* **GIVEN INSTRUCTION**
Output every entry exactly as given.

======== INFORMATION GIVEN

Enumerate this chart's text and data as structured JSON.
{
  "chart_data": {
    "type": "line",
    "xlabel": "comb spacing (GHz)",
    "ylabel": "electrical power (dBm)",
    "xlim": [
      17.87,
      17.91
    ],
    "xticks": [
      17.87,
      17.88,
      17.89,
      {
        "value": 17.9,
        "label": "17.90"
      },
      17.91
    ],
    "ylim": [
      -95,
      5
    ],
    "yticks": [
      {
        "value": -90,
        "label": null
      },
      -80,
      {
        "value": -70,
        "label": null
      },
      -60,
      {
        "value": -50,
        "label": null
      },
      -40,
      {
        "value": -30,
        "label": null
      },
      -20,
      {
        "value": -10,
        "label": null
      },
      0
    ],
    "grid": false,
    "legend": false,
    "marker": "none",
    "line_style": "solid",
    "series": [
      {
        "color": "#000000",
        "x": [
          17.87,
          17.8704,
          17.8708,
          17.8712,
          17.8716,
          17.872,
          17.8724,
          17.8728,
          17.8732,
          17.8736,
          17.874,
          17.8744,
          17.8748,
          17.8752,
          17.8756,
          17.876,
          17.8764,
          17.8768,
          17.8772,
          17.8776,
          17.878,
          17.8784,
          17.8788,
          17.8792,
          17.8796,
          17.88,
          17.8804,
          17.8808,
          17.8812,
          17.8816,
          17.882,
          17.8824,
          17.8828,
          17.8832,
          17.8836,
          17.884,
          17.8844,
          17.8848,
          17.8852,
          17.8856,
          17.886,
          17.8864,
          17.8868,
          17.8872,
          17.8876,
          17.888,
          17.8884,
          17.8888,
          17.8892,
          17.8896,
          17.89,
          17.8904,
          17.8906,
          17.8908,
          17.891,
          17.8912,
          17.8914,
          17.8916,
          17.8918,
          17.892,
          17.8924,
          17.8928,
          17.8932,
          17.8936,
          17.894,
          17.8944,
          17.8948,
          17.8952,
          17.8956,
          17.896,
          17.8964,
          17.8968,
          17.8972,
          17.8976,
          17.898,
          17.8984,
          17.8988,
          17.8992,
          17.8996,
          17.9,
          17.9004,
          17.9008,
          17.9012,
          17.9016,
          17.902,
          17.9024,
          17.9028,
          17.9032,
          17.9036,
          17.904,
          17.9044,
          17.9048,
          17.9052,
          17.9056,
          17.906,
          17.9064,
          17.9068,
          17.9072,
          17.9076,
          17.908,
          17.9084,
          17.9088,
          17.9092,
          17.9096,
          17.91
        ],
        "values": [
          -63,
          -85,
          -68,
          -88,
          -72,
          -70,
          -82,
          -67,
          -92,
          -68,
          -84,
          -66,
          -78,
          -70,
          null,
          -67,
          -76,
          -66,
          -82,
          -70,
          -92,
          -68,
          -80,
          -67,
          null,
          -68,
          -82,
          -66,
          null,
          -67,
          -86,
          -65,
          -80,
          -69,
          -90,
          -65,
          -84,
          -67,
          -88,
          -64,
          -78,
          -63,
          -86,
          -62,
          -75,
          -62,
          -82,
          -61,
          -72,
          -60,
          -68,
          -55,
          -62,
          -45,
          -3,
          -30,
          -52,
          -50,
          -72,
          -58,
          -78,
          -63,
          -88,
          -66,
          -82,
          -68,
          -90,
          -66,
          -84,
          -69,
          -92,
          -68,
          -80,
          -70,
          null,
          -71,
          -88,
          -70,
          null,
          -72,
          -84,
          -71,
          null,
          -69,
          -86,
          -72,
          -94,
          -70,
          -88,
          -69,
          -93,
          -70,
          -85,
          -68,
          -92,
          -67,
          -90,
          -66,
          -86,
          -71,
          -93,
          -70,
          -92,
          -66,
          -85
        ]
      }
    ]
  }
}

================

* **REPLY**
Enumerate this chart's text and data as structured JSON.
{
  "chart_data": {
    "type": "line",
    "xlabel": "comb spacing (GHz)",
    "ylabel": "electrical power (dBm)",
    "xlim": [
      17.87,
      17.91
    ],
    "xticks": [
      17.87,
      17.88,
      17.89,
      {
        "value": 17.9,
        "label": "17.90"
      },
      17.91
    ],
    "ylim": [
      -95,
      5
    ],
    "yticks": [
      {
        "value": -90,
        "label": null
      },
      -80,
      {
        "value": -70,
        "label": null
      },
      -60,
      {
        "value": -50,
        "label": null
      },
      -40,
      {
        "value": -30,
        "label": null
      },
      -20,
      {
        "value": -10,
        "label": null
      },
      0
    ],
    "grid": false,
    "legend": false,
    "marker": "none",
    "line_style": "solid",
    "series": [
      {
        "color": "#000000",
        "x": [
          17.87,
          17.8704,
          17.8708,
          17.8712,
          17.8716,
          17.872,
          17.8724,
          17.8728,
          17.8732,
          17.8736,
          17.874,
          17.8744,
          17.8748,
          17.8752,
          17.8756,
          17.876,
          17.8764,
          17.8768,
          17.8772,
          17.8776,
          17.878,
          17.8784,
          17.8788,
          17.8792,
          17.8796,
          17.88,
          17.8804,
          17.8808,
          17.8812,
          17.8816,
          17.882,
          17.8824,
          17.8828,
          17.8832,
          17.8836,
          17.884,
          17.8844,
          17.8848,
          17.8852,
          17.8856,
          17.886,
          17.8864,
          17.8868,
          17.8872,
          17.8876,
          17.888,
          17.8884,
          17.8888,
          17.8892,
          17.8896,
          17.89,
          17.8904,
          17.8906,
          17.8908,
          17.891,
          17.8912,
          17.8914,
          17.8916,
          17.8918,
          17.892,
          17.8924,
          17.8928,
          17.8932,
          17.8936,
          17.894,
          17.8944,
          17.8948,
          17.8952,
          17.8956,
          17.896,
          17.8964,
          17.8968,
          17.8972,
          17.8976,
          17.898,
          17.8984,
          17.8988,
          17.8992,
          17.8996,
          17.9,
          17.9004,
          17.9008,
          17.9012,
          17.9016,
          17.902,
          17.9024,
          17.9028,
          17.9032,
          17.9036,
          17.904,
          17.9044,
          17.9048,
          17.9052,
          17.9056,
          17.906,
          17.9064,
          17.9068,
          17.9072,
          17.9076,
          17.908,
          17.9084,
          17.9088,
          17.9092,
          17.9096,
          17.91
        ],
        "values": [
          -63,
          -85,
          -68,
          -88,
          -72,
          -70,
          -82,
          -67,
          -92,
          -68,
          -84,
          -66,
          -78,
          -70,
          null,
          -67,
          -76,
          -66,
          -82,
          -70,
          -92,
          -68,
          -80,
          -67,
          null,
          -68,
          -82,
          -66,
          null,
          -67,
          -86,
          -65,
          -80,
          -69,
          -90,
          -65,
          -84,
          -67,
          -88,
          -64,
          -78,
          -63,
          -86,
          -62,
          -75,
          -62,
          -82,
          -61,
          -72,
          -60,
          -68,
          -55,
          -62,
          -45,
          -3,
          -30,
          -52,
          -50,
          -72,
          -58,
          -78,
          -63,
          -88,
          -66,
          -82,
          -68,
          -90,
          -66,
          -84,
          -69,
          -92,
          -68,
          -80,
          -70,
          null,
          -71,
          -88,
          -70,
          null,
          -72,
          -84,
          -71,
          null,
          -69,
          -86,
          -72,
          -94,
          -70,
          -88,
          -69,
          -93,
          -70,
          -85,
          -68,
          -92,
          -67,
          -90,
          -66,
          -86,
          -71,
          -93,
          -70,
          -92,
          -66,
          -85
        ]
      }
    ]
  }
}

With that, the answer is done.